■ PROBLEM SET
**A.** Answer these questions about the email exchange on photographing exhibits, giving each answer on its own line marked (i), (ii), (iii).
(i) What size of sheet film is called unnecessary for producing calendars or books?
(ii) Which two parts of the camera can be shifted and tilted?
(iii) What price range of digital camera is said to give "good enough" results for most people?
**B.** In the email exchange on photographing exhibits, transcribe the stretch from "One of the main" through "do this, though." with no changes.

■ PASSAGE SHOWN
'''
On Thursday 04 August 2005 13:49, Tony Duell wrote:
How about
taking good quality digital photos of the exhibits and
then
^^^^^^^^^^^^^^^^^^^^^^^^^^^
That is surely a contradiction in terms
Please, not this argument again...
What he meant is "good enough" quality, for producing calendars or books
from. A 20"x20" piece of sheet film isn't necessary for doing that,
No, I think 5"*4" would be adequate :-)....
One of the main advantages of that sort of camera, of course, is the
movements (you can shift and tilt the lens board and the film back) which
should help reduce perspective distortion. I am told you can process
digital images to do this, though.
and a few k$ (or perhaps less) digital camera can
produce "good enough"
photos. In fact, I'd argue that to most people (Tony, as you should
know, you're not 'most people') a $300-$500 digital camera will produce
"good enough" results.
'''
■ DATA LINES
'''
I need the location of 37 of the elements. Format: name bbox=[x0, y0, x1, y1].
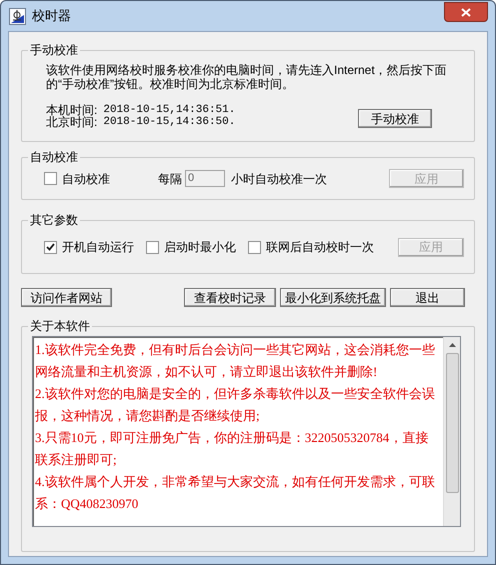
'''
■ SOLVED PROBLEMS
**A.**
(i) A 20"x20" piece of sheet film.
(ii) The lens board and the film back.
(iii) $300-$500.

**B.**
One of the main advantages of that sort of camera, of course, is the
movements (you can shift and tilt the lens board and the film back) which
should help reduce perspective distortion. I am told you can process
digital images to do this, though.